- PROBLEM -
Every line holding the string "Year" should be gathered.

━━━━━ RECORDED INFORMATION

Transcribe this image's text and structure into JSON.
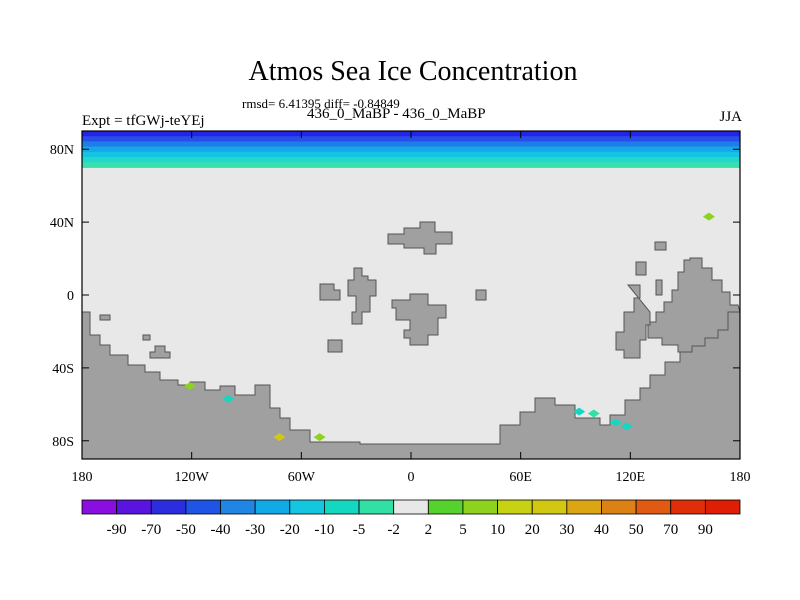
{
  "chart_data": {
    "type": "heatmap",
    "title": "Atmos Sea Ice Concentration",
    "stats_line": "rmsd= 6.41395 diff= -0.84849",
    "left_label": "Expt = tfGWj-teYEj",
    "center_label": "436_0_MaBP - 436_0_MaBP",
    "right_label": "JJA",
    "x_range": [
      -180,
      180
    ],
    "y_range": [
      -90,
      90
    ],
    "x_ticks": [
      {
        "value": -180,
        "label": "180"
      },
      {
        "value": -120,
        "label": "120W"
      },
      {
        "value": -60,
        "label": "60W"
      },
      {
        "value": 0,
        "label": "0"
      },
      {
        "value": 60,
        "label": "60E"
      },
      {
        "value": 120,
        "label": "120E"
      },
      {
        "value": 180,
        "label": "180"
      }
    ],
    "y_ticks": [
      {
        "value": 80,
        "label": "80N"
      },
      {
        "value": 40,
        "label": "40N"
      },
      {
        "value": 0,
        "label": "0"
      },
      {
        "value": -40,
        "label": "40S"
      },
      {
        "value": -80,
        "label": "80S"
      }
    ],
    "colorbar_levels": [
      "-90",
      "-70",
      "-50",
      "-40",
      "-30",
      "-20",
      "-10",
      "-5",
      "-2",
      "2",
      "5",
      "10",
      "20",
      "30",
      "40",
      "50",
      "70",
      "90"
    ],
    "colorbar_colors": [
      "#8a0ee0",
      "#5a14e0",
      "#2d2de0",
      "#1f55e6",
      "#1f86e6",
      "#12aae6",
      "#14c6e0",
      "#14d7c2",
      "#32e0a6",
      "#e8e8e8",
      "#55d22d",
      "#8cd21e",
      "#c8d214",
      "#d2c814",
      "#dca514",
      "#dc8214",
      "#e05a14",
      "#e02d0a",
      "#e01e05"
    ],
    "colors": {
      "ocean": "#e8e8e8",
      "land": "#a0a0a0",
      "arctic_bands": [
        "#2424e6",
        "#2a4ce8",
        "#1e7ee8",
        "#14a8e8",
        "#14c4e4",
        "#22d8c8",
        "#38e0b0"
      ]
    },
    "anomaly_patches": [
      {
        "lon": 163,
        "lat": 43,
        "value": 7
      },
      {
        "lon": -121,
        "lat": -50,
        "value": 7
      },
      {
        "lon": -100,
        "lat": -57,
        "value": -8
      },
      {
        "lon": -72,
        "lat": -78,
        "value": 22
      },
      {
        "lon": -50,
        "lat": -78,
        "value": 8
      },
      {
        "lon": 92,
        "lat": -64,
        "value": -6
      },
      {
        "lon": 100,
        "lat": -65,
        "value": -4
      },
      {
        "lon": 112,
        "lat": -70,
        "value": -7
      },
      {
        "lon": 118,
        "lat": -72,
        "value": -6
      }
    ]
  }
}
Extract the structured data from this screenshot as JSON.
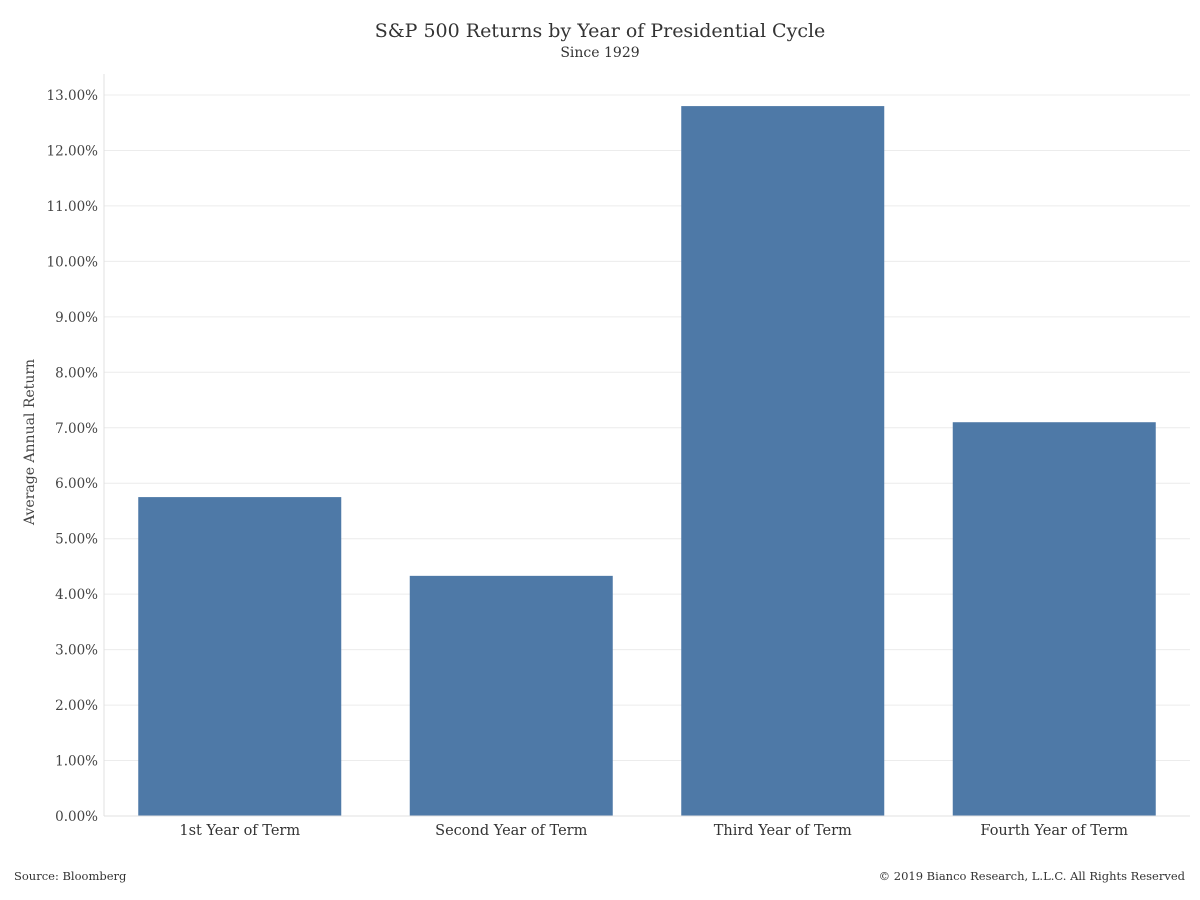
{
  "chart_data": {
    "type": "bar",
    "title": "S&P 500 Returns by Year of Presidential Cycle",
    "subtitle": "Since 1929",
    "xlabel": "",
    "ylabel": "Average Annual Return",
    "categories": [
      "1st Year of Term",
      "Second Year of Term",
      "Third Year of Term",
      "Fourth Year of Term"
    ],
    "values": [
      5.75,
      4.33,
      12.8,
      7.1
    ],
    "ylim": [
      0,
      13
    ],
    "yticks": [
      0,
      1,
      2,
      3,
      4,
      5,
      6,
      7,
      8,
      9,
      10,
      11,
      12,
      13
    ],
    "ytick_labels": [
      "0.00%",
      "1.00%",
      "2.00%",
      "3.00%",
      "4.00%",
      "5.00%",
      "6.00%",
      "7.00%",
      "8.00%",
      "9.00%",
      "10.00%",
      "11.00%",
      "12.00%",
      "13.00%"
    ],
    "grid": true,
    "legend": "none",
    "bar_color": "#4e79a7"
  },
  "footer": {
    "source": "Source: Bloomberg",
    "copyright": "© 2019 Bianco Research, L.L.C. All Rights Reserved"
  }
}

━━━━━━━━━━

- FULL RESPONSE -
    "title": "S&P 500 Returns by Year of Presidential Cycle",
      "1st Year of Term",
      "Second Year of Term",
      "Third Year of Term",
      "Fourth Year of Term"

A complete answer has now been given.